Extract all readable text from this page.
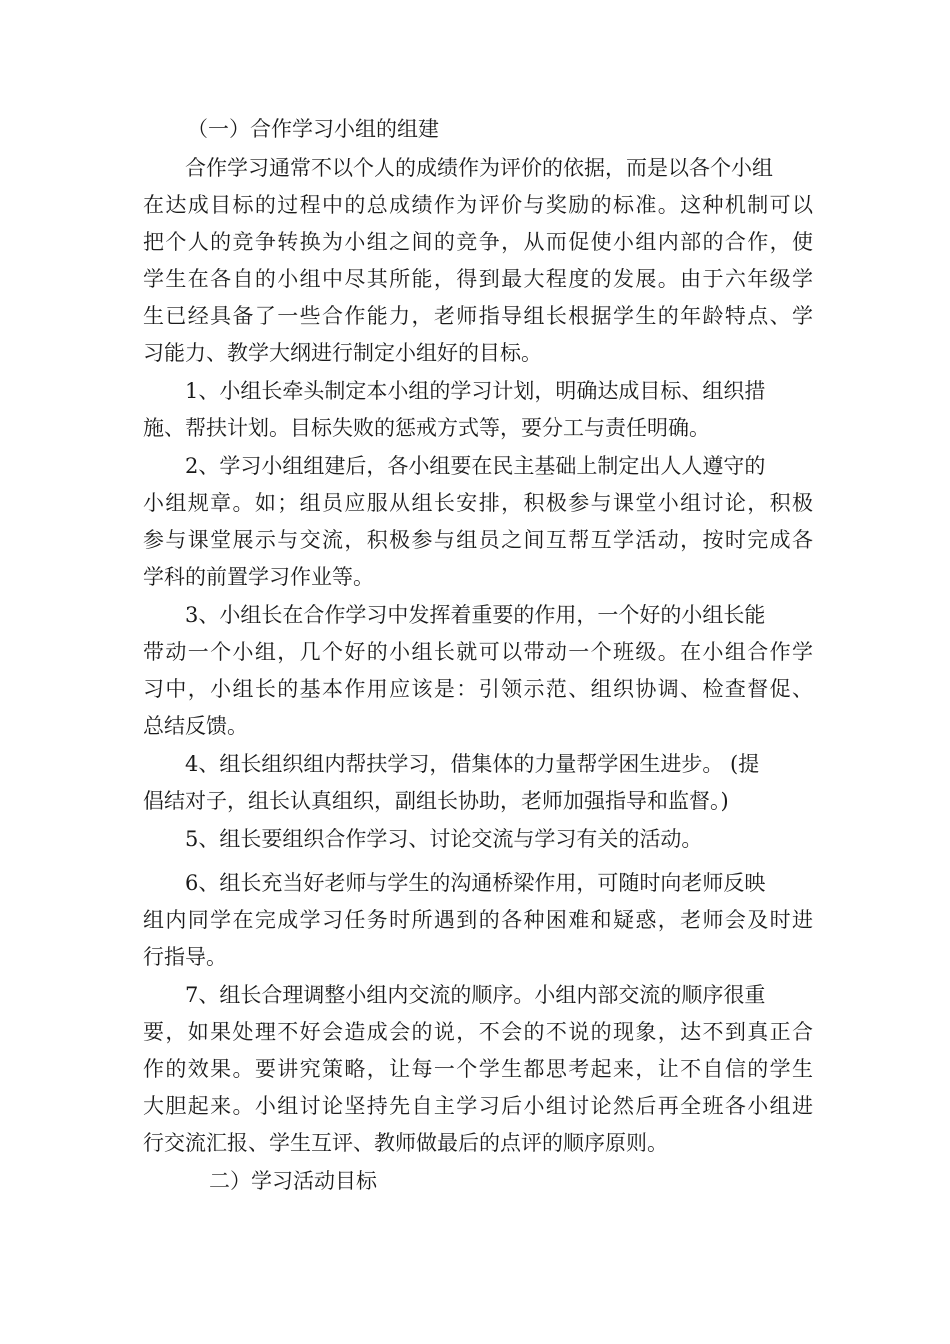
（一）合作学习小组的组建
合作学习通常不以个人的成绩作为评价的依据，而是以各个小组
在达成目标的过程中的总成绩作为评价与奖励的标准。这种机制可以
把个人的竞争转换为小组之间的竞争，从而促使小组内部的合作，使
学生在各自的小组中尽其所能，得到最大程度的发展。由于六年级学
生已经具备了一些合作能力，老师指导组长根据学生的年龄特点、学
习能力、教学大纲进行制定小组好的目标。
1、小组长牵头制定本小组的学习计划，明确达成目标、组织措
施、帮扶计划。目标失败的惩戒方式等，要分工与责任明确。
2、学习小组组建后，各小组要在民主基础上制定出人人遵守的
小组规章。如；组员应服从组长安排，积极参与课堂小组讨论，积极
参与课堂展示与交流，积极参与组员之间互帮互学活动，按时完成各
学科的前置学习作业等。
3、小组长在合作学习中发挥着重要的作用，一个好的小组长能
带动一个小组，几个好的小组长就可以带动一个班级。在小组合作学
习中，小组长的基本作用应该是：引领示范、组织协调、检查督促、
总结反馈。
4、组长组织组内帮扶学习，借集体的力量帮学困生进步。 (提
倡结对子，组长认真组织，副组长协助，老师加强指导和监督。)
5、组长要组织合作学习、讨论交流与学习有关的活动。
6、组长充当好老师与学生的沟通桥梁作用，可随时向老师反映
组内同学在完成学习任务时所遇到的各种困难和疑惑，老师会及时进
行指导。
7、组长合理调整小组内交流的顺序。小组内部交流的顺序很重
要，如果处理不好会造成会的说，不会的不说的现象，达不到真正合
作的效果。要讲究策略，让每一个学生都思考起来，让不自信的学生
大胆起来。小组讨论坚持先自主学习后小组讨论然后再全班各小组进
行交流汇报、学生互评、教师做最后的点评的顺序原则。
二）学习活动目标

* * * * * * *

All of the data needs repeating exactly, but the pictures do not.

Extract all readable text from this page.
（一）合作学习小组的组建
合作学习通常不以个人的成绩作为评价的依据，而是以各个小组
在达成目标的过程中的总成绩作为评价与奖励的标准。这种机制可以
把个人的竞争转换为小组之间的竞争，从而促使小组内部的合作，使
学生在各自的小组中尽其所能，得到最大程度的发展。由于六年级学
生已经具备了一些合作能力，老师指导组长根据学生的年龄特点、学
习能力、教学大纲进行制定小组好的目标。
1、小组长牵头制定本小组的学习计划，明确达成目标、组织措
施、帮扶计划。目标失败的惩戒方式等，要分工与责任明确。
2、学习小组组建后，各小组要在民主基础上制定出人人遵守的
小组规章。如；组员应服从组长安排，积极参与课堂小组讨论，积极
参与课堂展示与交流，积极参与组员之间互帮互学活动，按时完成各
学科的前置学习作业等。
3、小组长在合作学习中发挥着重要的作用，一个好的小组长能
带动一个小组，几个好的小组长就可以带动一个班级。在小组合作学
习中，小组长的基本作用应该是：引领示范、组织协调、检查督促、
总结反馈。
4、组长组织组内帮扶学习，借集体的力量帮学困生进步。 (提
倡结对子，组长认真组织，副组长协助，老师加强指导和监督。)
5、组长要组织合作学习、讨论交流与学习有关的活动。
6、组长充当好老师与学生的沟通桥梁作用，可随时向老师反映
组内同学在完成学习任务时所遇到的各种困难和疑惑，老师会及时进
行指导。
7、组长合理调整小组内交流的顺序。小组内部交流的顺序很重
要，如果处理不好会造成会的说，不会的不说的现象，达不到真正合
作的效果。要讲究策略，让每一个学生都思考起来，让不自信的学生
大胆起来。小组讨论坚持先自主学习后小组讨论然后再全班各小组进
行交流汇报、学生互评、教师做最后的点评的顺序原则。
二）学习活动目标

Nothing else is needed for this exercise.